+++ PROVIDED TEXT

One, two, Freddy’s coming for you…
Halloween’s almost upon us, so it’s time to take things in a
more macabre and spooky direction. We continue the Class of ’84 with a little
film that managed to stand out among the onslaught of eighties slashers in the
wake of Halloween and Friday the 13th. It’s a film that terrified
little kids into trying to skip bedtime, it’s the one that immortalized the
four-bladed glove—it’s a Nightmare on Elm Street.
Director Wes Craven was no neophyte in 1984, having already
done the classic The Hills Have Eyes—the quintessential hillbilly horror
alongside Deliverance and The Texas Chainsaw Massacre (the latter of which we’ll
get to soon). But this film would perhaps ironically be the one that truly
baptized him into the mainstream—appropriately, it drew from his childhood, and
like many of his future flicks, took place in a seemingly wholesome version of
American suburbia with monsters perhaps literally lurking in the closet. A school
bully called Fred Kruger was combined with all those paranoias of creeps on the
street and murderers lurking behind curtains and well-painted doors, and an
icon was born.

++++++

# GIVEN EXERCISE 1
Write out the data entries from the line containing "Patent image size: (1020, 528)." through the final line of the data entries, with both ends included and nothing changed.

+++ DATASET ROWS

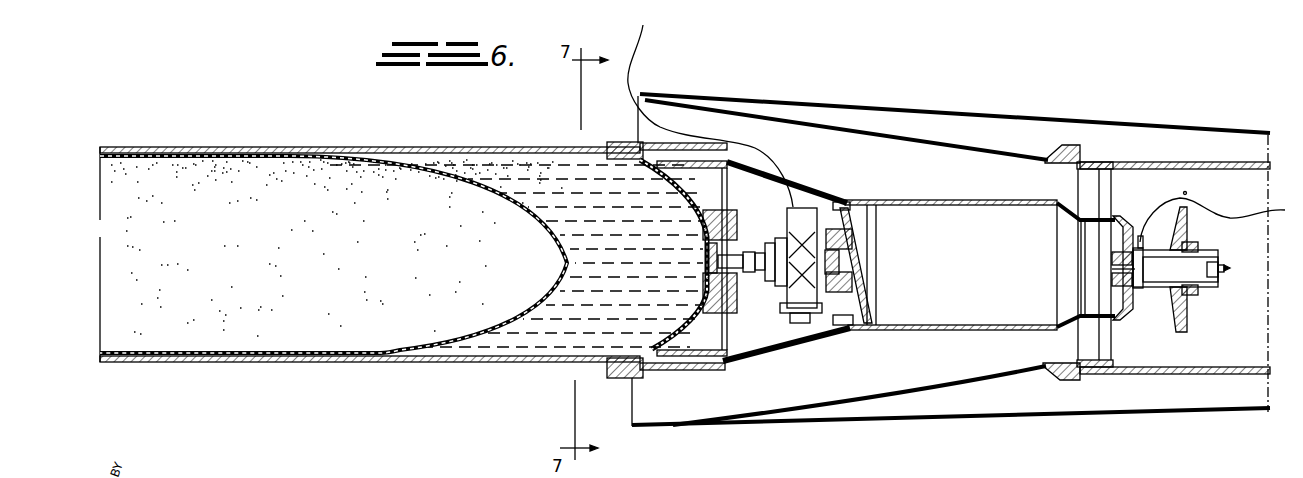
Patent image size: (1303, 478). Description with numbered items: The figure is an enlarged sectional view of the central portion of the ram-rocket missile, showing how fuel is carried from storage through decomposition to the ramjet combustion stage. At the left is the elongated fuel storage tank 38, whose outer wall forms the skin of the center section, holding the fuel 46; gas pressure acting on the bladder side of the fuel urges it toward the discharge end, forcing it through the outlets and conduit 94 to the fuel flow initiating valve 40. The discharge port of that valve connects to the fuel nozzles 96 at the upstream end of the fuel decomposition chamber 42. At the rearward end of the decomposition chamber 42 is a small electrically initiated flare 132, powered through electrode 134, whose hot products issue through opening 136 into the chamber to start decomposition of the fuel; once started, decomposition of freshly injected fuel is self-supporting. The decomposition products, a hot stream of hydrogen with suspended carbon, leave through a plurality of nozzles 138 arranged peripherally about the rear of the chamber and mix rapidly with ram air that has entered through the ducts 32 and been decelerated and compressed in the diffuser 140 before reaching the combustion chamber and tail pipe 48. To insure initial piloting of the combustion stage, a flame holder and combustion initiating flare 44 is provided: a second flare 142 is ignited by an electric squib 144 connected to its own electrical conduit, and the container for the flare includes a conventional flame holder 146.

The ducts 32 is at (715, 117).
The fuel storage tank 38 is at (540, 160).
The fuel flow initiating valve 40 is at (782, 303).
The fuel decomposition chamber 42 is at (958, 197).
The flame holder and combustion initiating flare 44 is at (1185, 190).
The fuel 46 is at (550, 358).
The combustion chamber and tail pipe 48 is at (1252, 362).
The conduit 94 is at (740, 256).
The fuel nozzles 96 is at (850, 278).
The electrically initiated flare 132 is at (1137, 290).
The electrode 134 is at (1243, 216).
The opening 136 is at (1112, 262).
The nozzles 138 is at (1122, 218).
The diffuser 140 is at (1080, 160).
The second flare 142 is at (1190, 274).
The electric squib 144 is at (1216, 274).
The flame holder 146 is at (1170, 332).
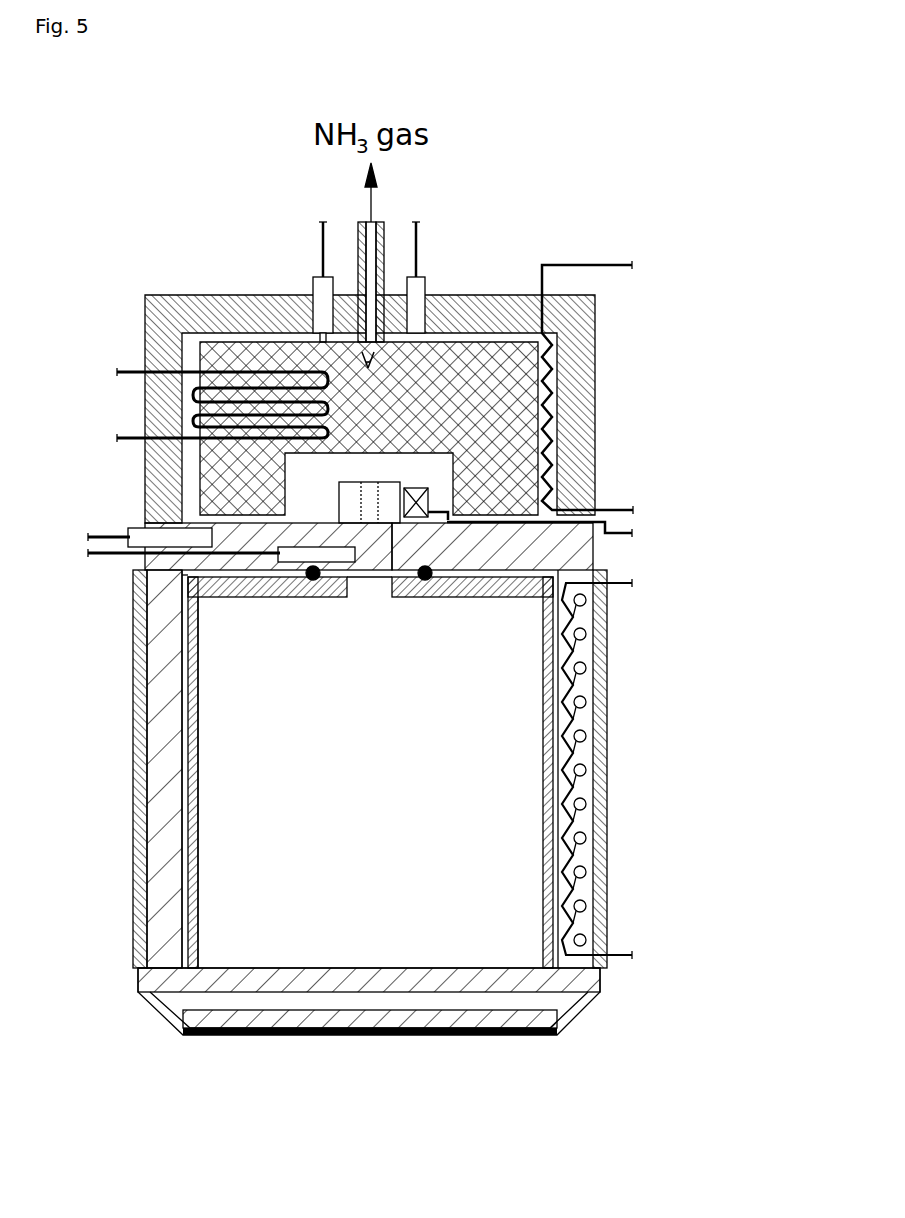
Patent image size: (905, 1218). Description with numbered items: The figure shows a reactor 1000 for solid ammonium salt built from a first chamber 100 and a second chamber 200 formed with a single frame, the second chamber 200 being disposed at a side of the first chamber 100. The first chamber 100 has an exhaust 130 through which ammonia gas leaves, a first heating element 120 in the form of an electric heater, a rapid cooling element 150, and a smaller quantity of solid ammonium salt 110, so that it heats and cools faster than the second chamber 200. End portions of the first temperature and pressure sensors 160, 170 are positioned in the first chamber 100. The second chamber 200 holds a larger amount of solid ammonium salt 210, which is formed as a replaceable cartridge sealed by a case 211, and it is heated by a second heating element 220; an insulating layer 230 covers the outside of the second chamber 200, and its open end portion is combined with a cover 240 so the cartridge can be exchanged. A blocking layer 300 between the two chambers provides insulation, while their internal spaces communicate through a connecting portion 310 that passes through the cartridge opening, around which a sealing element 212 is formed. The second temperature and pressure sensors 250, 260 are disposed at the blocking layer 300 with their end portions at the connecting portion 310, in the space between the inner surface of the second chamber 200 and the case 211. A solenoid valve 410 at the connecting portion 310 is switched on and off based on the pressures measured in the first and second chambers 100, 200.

The reactor for solid ammonium salt 1000 is at (524, 100).
The first chamber 100 is at (183, 293).
The solid ammonium salt 110 is at (200, 476).
The first heating element 120 is at (560, 405).
The exhaust 130 is at (382, 225).
The rapid cooling element 150 is at (150, 357).
The first temperature sensor 160 is at (312, 283).
The first pressure sensor 170 is at (427, 287).
The second chamber 200 is at (160, 765).
The solid ammonium salt 210 is at (233, 883).
The case 211 is at (257, 995).
The sealing element 212 is at (197, 630).
The second heating element 220 is at (602, 810).
The insulating layer 230 is at (602, 710).
The cover 240 is at (356, 1018).
The second temperature sensor 250 is at (130, 527).
The second pressure sensor 260 is at (182, 602).
The blocking layer 300 is at (598, 540).
The connecting portion 310 is at (375, 553).
The solenoid valve 410 is at (399, 482).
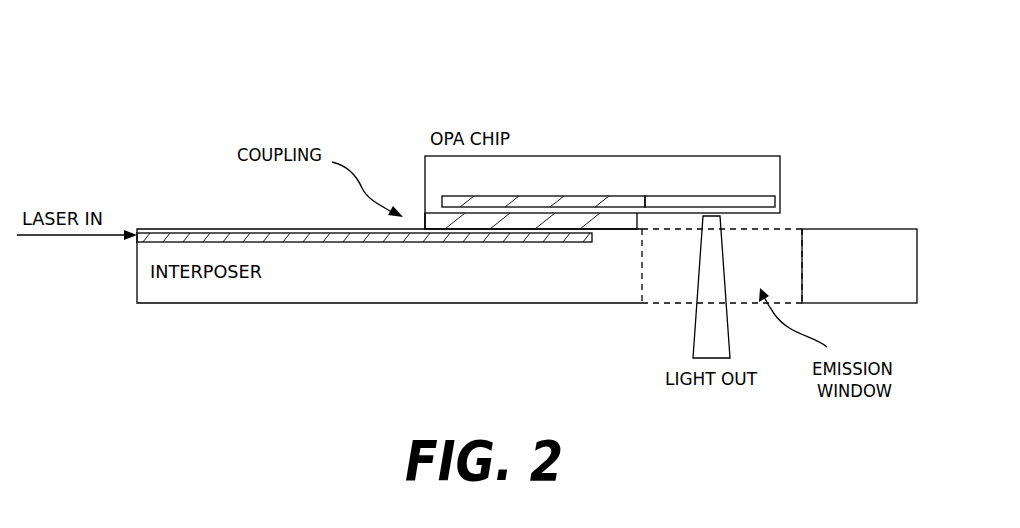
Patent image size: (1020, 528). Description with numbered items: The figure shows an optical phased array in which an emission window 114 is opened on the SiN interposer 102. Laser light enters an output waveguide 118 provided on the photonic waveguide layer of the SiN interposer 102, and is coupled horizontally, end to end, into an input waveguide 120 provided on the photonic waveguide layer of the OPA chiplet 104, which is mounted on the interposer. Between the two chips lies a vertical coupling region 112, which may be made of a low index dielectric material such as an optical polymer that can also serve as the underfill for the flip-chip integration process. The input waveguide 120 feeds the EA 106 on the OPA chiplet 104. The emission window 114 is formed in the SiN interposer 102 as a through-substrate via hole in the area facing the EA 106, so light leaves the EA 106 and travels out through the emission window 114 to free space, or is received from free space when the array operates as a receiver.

The SiN interposer 102 is at (455, 272).
The OPA chiplet 104 is at (588, 167).
The emitter array (EA) 106 is at (783, 203).
The vertical coupling region 112 is at (423, 218).
The emission window 114 is at (788, 248).
The output waveguide (SiN waveguide) 118 is at (225, 228).
The input waveguide (SiPh waveguide) 120 is at (627, 197).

++++++

# GIVEN EXERCISE 2
Return the full piece on A Nightmare on Elm Street word for word, with nothing changed.

# CORRECT RESULT 1
Patent image size: (1020, 528). Description with numbered items: The figure shows an optical phased array in which an emission window 114 is opened on the SiN interposer 102. Laser light enters an output waveguide 118 provided on the photonic waveguide layer of the SiN interposer 102, and is coupled horizontally, end to end, into an input waveguide 120 provided on the photonic waveguide layer of the OPA chiplet 104, which is mounted on the interposer. Between the two chips lies a vertical coupling region 112, which may be made of a low index dielectric material such as an optical polymer that can also serve as the underfill for the flip-chip integration process. The input waveguide 120 feeds the EA 106 on the OPA chiplet 104. The emission window 114 is formed in the SiN interposer 102 as a through-substrate via hole in the area facing the EA 106, so light leaves the EA 106 and travels out through the emission window 114 to free space, or is received from free space when the array operates as a receiver.

The SiN interposer 102 is at (455, 272).
The OPA chiplet 104 is at (588, 167).
The emitter array (EA) 106 is at (783, 203).
The vertical coupling region 112 is at (423, 218).
The emission window 114 is at (788, 248).
The output waveguide (SiN waveguide) 118 is at (225, 228).
The input waveguide (SiPh waveguide) 120 is at (627, 197).

# CORRECT RESULT 2
One, two, Freddy’s coming for you…
Halloween’s almost upon us, so it’s time to take things in a
more macabre and spooky direction. We continue the Class of ’84 with a little
film that managed to stand out among the onslaught of eighties slashers in the
wake of Halloween and Friday the 13th. It’s a film that terrified
little kids into trying to skip bedtime, it’s the one that immortalized the
four-bladed glove—it’s a Nightmare on Elm Street.
Director Wes Craven was no neophyte in 1984, having already
done the classic The Hills Have Eyes—the quintessential hillbilly horror
alongside Deliverance and The Texas Chainsaw Massacre (the latter of which we’ll
get to soon). But this film would perhaps ironically be the one that truly
baptized him into the mainstream—appropriately, it drew from his childhood, and
like many of his future flicks, took place in a seemingly wholesome version of
American suburbia with monsters perhaps literally lurking in the closet. A school
bully called Fred Kruger was combined with all those paranoias of creeps on the
street and murderers lurking behind curtains and well-painted doors, and an
icon was born.